----- Data excerpts

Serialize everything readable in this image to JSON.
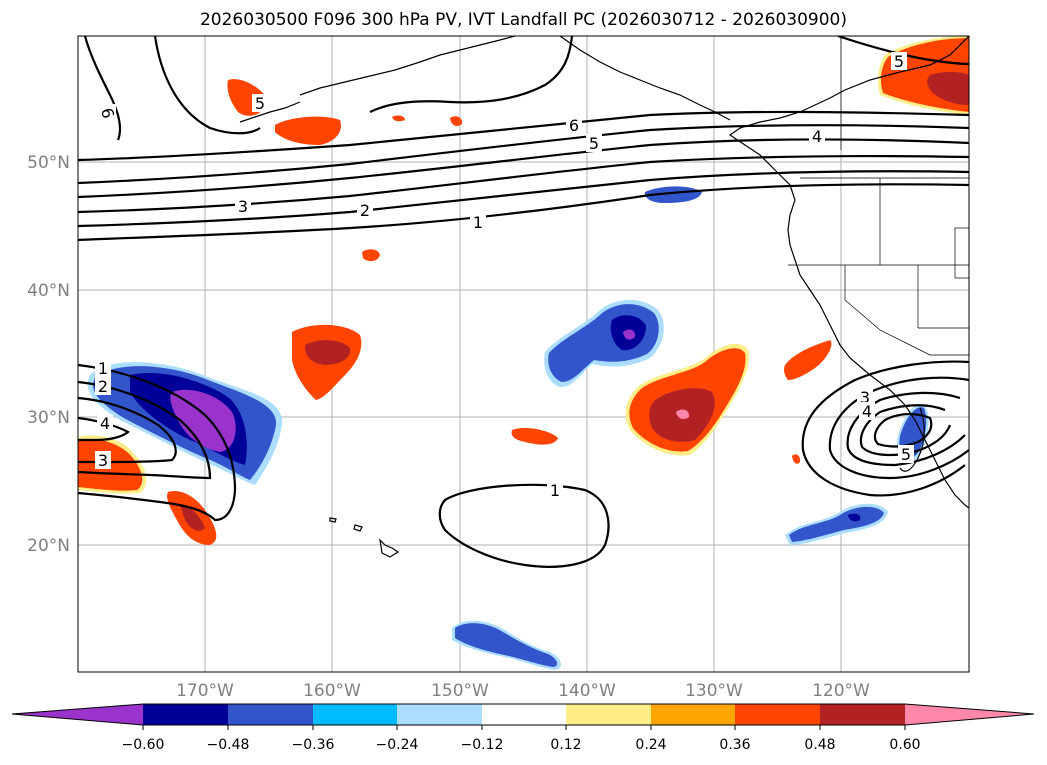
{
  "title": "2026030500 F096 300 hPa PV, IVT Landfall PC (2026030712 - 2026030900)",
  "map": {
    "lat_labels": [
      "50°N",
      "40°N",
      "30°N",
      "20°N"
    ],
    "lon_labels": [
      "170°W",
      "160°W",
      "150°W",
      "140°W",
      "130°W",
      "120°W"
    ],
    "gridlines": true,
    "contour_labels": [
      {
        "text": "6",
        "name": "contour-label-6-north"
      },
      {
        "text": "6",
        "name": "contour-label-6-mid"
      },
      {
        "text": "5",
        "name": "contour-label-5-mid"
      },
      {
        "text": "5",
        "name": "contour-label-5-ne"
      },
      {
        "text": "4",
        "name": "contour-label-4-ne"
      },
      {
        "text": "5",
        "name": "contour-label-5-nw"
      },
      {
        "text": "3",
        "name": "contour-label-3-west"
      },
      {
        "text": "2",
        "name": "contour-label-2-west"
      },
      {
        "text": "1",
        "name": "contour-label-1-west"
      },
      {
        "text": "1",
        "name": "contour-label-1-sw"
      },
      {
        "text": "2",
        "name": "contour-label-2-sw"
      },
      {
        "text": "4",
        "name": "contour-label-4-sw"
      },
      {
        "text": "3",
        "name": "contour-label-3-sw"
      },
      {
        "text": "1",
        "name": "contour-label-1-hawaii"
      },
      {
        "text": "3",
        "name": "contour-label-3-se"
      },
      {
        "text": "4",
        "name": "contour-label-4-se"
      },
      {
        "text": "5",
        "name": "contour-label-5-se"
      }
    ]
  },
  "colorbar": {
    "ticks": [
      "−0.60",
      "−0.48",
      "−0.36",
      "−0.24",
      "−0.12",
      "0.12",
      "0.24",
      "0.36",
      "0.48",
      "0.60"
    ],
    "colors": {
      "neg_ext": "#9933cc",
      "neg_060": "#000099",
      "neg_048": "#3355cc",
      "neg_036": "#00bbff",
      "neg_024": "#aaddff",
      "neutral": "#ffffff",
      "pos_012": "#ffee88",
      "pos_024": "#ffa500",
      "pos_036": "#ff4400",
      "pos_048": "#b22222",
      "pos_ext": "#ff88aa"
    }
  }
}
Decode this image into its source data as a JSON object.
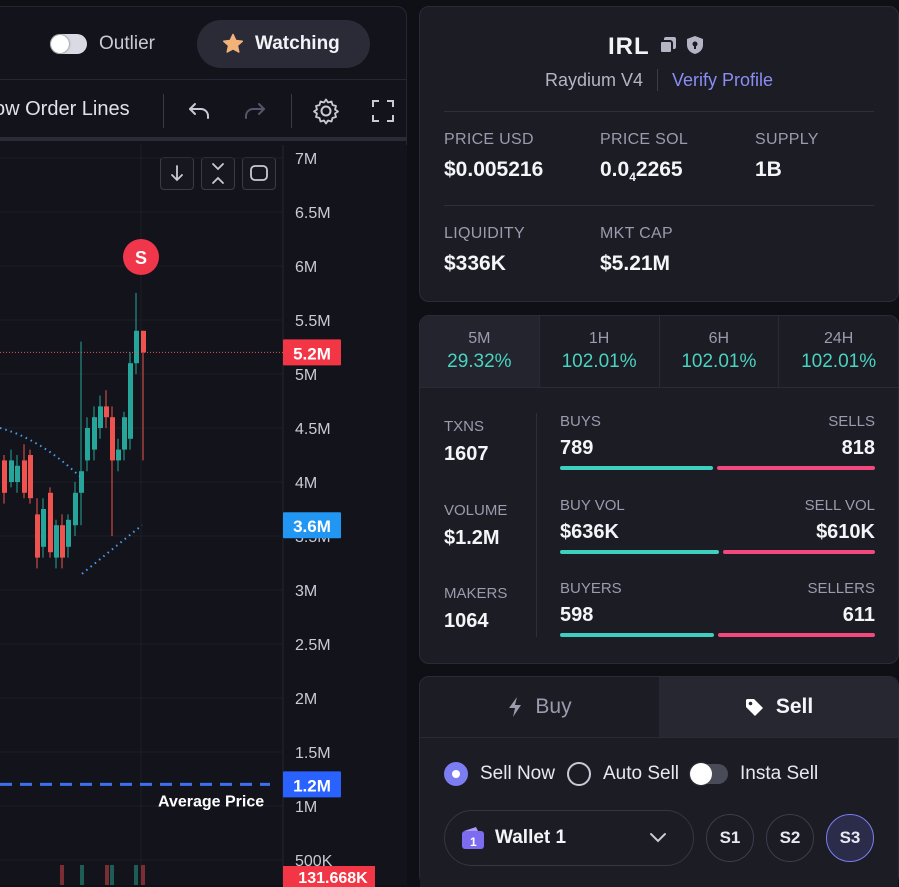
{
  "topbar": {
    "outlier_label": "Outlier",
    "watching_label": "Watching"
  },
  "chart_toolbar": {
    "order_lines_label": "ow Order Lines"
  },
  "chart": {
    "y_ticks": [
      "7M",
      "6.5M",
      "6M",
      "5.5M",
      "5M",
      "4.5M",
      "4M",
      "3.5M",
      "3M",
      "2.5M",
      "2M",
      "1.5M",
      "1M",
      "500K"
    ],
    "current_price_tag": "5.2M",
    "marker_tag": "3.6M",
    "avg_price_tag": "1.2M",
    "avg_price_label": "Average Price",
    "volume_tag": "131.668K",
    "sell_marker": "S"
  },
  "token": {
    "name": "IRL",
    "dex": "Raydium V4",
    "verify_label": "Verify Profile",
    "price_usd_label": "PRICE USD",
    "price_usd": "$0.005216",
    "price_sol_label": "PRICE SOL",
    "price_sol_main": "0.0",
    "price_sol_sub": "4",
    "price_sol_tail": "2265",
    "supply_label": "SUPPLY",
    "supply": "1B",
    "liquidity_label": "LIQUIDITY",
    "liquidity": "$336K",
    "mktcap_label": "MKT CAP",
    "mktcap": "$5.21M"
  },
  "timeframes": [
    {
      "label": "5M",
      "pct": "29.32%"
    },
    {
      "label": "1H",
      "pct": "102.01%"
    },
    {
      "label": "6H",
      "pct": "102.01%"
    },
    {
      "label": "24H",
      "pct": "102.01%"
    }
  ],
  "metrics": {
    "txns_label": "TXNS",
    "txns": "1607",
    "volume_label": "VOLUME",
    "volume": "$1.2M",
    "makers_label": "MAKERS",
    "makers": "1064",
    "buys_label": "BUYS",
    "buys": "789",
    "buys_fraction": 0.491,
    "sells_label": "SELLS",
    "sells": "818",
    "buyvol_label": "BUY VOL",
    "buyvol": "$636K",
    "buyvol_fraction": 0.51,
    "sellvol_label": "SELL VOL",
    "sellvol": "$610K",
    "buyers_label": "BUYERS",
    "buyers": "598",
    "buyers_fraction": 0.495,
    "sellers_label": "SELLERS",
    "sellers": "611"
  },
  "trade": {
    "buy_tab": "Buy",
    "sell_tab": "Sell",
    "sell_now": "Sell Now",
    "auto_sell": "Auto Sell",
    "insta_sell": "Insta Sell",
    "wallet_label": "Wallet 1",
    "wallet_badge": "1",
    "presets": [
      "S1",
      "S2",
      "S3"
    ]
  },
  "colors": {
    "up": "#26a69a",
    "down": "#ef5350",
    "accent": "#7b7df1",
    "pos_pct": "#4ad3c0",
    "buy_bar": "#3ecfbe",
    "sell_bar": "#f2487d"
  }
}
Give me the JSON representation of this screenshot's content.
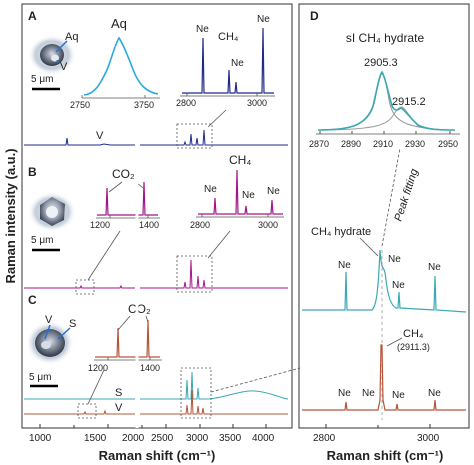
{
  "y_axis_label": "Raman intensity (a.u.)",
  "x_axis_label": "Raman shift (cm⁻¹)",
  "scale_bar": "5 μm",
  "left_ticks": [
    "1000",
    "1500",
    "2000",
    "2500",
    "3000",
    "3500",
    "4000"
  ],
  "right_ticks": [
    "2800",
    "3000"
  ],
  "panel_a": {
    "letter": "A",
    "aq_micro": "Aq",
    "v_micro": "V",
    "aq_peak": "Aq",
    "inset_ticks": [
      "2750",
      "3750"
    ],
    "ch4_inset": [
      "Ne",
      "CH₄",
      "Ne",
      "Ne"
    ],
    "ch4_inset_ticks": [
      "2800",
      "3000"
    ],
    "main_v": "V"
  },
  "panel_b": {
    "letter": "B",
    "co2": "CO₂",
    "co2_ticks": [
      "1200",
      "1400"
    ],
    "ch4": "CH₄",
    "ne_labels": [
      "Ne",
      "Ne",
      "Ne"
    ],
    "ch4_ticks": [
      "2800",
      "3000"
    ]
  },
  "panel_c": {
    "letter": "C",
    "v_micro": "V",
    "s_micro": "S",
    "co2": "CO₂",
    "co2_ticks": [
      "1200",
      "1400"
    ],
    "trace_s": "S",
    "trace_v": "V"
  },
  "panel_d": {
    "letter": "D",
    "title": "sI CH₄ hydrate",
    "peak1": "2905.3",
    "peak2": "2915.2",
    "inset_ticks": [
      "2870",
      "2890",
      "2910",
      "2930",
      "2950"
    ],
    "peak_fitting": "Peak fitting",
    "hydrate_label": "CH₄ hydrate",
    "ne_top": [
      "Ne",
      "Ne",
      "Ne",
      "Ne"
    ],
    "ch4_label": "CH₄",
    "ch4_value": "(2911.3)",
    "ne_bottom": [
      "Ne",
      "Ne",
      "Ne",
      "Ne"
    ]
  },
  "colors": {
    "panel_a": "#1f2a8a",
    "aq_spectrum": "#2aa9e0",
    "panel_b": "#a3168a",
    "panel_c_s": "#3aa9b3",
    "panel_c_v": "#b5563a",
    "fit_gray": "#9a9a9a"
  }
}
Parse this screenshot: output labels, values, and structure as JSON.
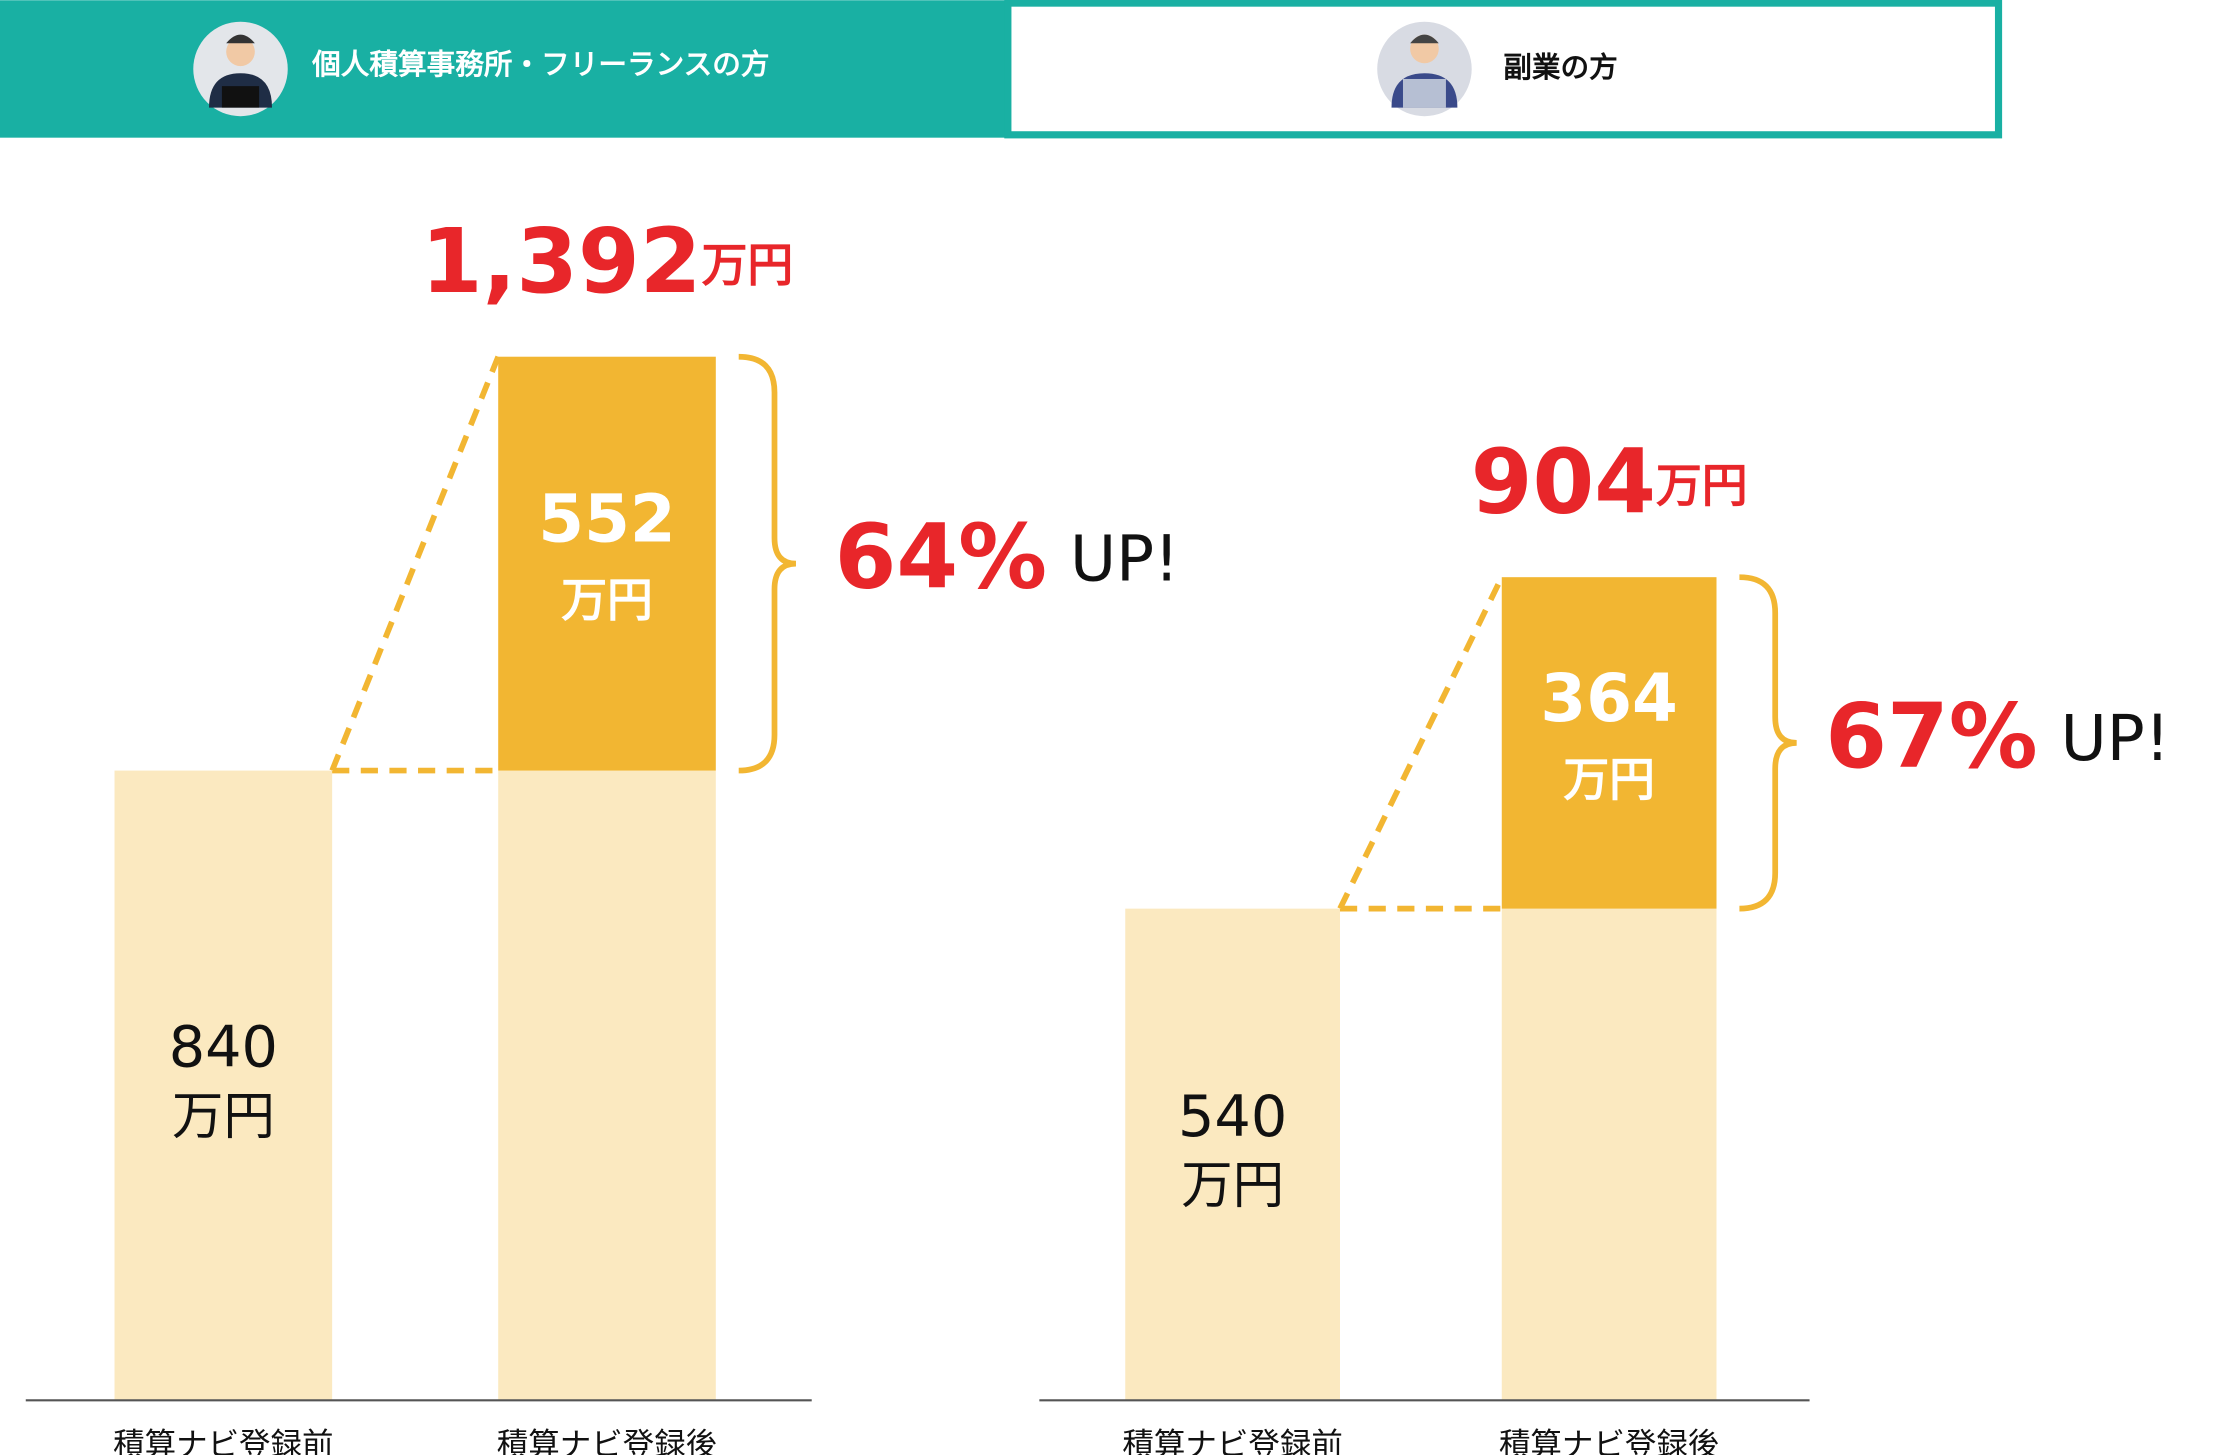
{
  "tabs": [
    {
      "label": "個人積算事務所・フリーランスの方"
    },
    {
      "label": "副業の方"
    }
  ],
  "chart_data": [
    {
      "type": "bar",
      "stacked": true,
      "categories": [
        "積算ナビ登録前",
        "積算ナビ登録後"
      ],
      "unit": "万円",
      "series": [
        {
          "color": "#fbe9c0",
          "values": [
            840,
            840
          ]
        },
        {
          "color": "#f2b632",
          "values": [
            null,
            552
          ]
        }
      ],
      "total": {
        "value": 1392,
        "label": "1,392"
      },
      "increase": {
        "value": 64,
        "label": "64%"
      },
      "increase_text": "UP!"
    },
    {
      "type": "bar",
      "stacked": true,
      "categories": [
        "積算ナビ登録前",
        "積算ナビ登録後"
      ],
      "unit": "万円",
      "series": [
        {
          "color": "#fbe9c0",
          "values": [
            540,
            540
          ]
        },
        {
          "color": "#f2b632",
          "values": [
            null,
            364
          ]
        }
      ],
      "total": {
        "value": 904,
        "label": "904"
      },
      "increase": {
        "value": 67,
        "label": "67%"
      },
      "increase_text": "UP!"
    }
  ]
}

----------

What is being asked: Collect every line from the records above that contains the word "screenshot".

Exercise solution:
Give me the JSON representation of this screenshot's content.
Parse this screenshot: output labels, values, and structure as JSON.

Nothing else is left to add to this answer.